LISTING.
------------------------------

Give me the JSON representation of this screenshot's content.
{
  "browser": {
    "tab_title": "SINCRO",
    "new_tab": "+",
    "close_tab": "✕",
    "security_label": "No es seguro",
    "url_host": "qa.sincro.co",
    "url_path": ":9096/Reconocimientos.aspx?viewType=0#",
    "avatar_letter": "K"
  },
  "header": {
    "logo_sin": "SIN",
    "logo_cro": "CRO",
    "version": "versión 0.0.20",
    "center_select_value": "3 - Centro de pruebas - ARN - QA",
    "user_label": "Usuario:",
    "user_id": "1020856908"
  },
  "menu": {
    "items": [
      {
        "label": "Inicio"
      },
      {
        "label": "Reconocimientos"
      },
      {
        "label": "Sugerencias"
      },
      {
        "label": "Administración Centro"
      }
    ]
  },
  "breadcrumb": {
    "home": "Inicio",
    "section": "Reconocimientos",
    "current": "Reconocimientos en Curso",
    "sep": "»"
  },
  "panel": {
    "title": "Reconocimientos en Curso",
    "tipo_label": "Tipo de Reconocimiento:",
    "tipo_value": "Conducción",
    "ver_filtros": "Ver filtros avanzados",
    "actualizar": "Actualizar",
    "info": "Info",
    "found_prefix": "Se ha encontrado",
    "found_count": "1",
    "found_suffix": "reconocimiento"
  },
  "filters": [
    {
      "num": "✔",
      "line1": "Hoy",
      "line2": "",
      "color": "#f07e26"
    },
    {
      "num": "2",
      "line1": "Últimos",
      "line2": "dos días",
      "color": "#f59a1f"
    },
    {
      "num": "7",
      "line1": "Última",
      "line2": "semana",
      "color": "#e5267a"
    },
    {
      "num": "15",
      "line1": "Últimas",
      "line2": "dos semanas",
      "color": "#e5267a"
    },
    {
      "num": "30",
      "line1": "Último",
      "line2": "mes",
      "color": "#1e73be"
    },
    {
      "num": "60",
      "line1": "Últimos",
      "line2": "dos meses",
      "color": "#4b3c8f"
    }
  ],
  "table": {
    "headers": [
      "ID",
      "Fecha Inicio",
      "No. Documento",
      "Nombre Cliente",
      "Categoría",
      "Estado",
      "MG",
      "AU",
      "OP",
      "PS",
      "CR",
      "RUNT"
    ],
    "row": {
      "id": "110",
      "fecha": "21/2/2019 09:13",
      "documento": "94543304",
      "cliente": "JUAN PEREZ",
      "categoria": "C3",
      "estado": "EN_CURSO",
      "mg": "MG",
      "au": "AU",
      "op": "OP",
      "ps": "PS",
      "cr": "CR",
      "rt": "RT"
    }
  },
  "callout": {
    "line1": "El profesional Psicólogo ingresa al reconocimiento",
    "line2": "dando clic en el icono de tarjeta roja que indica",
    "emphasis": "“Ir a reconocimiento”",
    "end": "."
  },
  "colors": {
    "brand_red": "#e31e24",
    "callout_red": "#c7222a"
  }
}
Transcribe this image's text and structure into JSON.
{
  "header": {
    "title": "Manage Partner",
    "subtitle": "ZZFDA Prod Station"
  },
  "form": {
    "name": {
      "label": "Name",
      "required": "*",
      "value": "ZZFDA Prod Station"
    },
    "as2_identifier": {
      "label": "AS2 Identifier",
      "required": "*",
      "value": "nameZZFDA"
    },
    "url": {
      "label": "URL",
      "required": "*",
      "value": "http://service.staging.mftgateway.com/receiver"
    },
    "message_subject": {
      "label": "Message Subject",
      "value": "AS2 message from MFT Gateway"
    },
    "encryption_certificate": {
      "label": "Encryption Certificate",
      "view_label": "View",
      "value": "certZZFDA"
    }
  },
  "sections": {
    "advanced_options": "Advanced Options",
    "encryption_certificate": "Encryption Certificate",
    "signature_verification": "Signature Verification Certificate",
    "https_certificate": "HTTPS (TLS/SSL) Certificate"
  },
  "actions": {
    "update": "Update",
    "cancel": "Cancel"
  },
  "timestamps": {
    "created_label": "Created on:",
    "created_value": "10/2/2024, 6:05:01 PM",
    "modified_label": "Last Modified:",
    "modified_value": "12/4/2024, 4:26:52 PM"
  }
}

------------------------------

PROBLEM DESCRIPTION.
Repeat the entries above exactly, leaving nothing out.

ANSWER TO THE PROBLEM.
Give me the JSON representation of this screenshot's content.
{
  "browser": {
    "tab_title": "SINCRO",
    "new_tab": "+",
    "close_tab": "✕",
    "security_label": "No es seguro",
    "url_host": "qa.sincro.co",
    "url_path": ":9096/Reconocimientos.aspx?viewType=0#",
    "avatar_letter": "K"
  },
  "header": {
    "logo_sin": "SIN",
    "logo_cro": "CRO",
    "version": "versión 0.0.20",
    "center_select_value": "3 - Centro de pruebas - ARN - QA",
    "user_label": "Usuario:",
    "user_id": "1020856908"
  },
  "menu": {
    "items": [
      {
        "label": "Inicio"
      },
      {
        "label": "Reconocimientos"
      },
      {
        "label": "Sugerencias"
      },
      {
        "label": "Administración Centro"
      }
    ]
  },
  "breadcrumb": {
    "home": "Inicio",
    "section": "Reconocimientos",
    "current": "Reconocimientos en Curso",
    "sep": "»"
  },
  "panel": {
    "title": "Reconocimientos en Curso",
    "tipo_label": "Tipo de Reconocimiento:",
    "tipo_value": "Conducción",
    "ver_filtros": "Ver filtros avanzados",
    "actualizar": "Actualizar",
    "info": "Info",
    "found_prefix": "Se ha encontrado",
    "found_count": "1",
    "found_suffix": "reconocimiento"
  },
  "filters": [
    {
      "num": "✔",
      "line1": "Hoy",
      "line2": "",
      "color": "#f07e26"
    },
    {
      "num": "2",
      "line1": "Últimos",
      "line2": "dos días",
      "color": "#f59a1f"
    },
    {
      "num": "7",
      "line1": "Última",
      "line2": "semana",
      "color": "#e5267a"
    },
    {
      "num": "15",
      "line1": "Últimas",
      "line2": "dos semanas",
      "color": "#e5267a"
    },
    {
      "num": "30",
      "line1": "Último",
      "line2": "mes",
      "color": "#1e73be"
    },
    {
      "num": "60",
      "line1": "Últimos",
      "line2": "dos meses",
      "color": "#4b3c8f"
    }
  ],
  "table": {
    "headers": [
      "ID",
      "Fecha Inicio",
      "No. Documento",
      "Nombre Cliente",
      "Categoría",
      "Estado",
      "MG",
      "AU",
      "OP",
      "PS",
      "CR",
      "RUNT"
    ],
    "row": {
      "id": "110",
      "fecha": "21/2/2019 09:13",
      "documento": "94543304",
      "cliente": "JUAN PEREZ",
      "categoria": "C3",
      "estado": "EN_CURSO",
      "mg": "MG",
      "au": "AU",
      "op": "OP",
      "ps": "PS",
      "cr": "CR",
      "rt": "RT"
    }
  },
  "callout": {
    "line1": "El profesional Psicólogo ingresa al reconocimiento",
    "line2": "dando clic en el icono de tarjeta roja que indica",
    "emphasis": "“Ir a reconocimiento”",
    "end": "."
  },
  "colors": {
    "brand_red": "#e31e24",
    "callout_red": "#c7222a"
  }
}
Transcribe this image's text and structure into JSON.
{
  "header": {
    "title": "Manage Partner",
    "subtitle": "ZZFDA Prod Station"
  },
  "form": {
    "name": {
      "label": "Name",
      "required": "*",
      "value": "ZZFDA Prod Station"
    },
    "as2_identifier": {
      "label": "AS2 Identifier",
      "required": "*",
      "value": "nameZZFDA"
    },
    "url": {
      "label": "URL",
      "required": "*",
      "value": "http://service.staging.mftgateway.com/receiver"
    },
    "message_subject": {
      "label": "Message Subject",
      "value": "AS2 message from MFT Gateway"
    },
    "encryption_certificate": {
      "label": "Encryption Certificate",
      "view_label": "View",
      "value": "certZZFDA"
    }
  },
  "sections": {
    "advanced_options": "Advanced Options",
    "encryption_certificate": "Encryption Certificate",
    "signature_verification": "Signature Verification Certificate",
    "https_certificate": "HTTPS (TLS/SSL) Certificate"
  },
  "actions": {
    "update": "Update",
    "cancel": "Cancel"
  },
  "timestamps": {
    "created_label": "Created on:",
    "created_value": "10/2/2024, 6:05:01 PM",
    "modified_label": "Last Modified:",
    "modified_value": "12/4/2024, 4:26:52 PM"
  }
}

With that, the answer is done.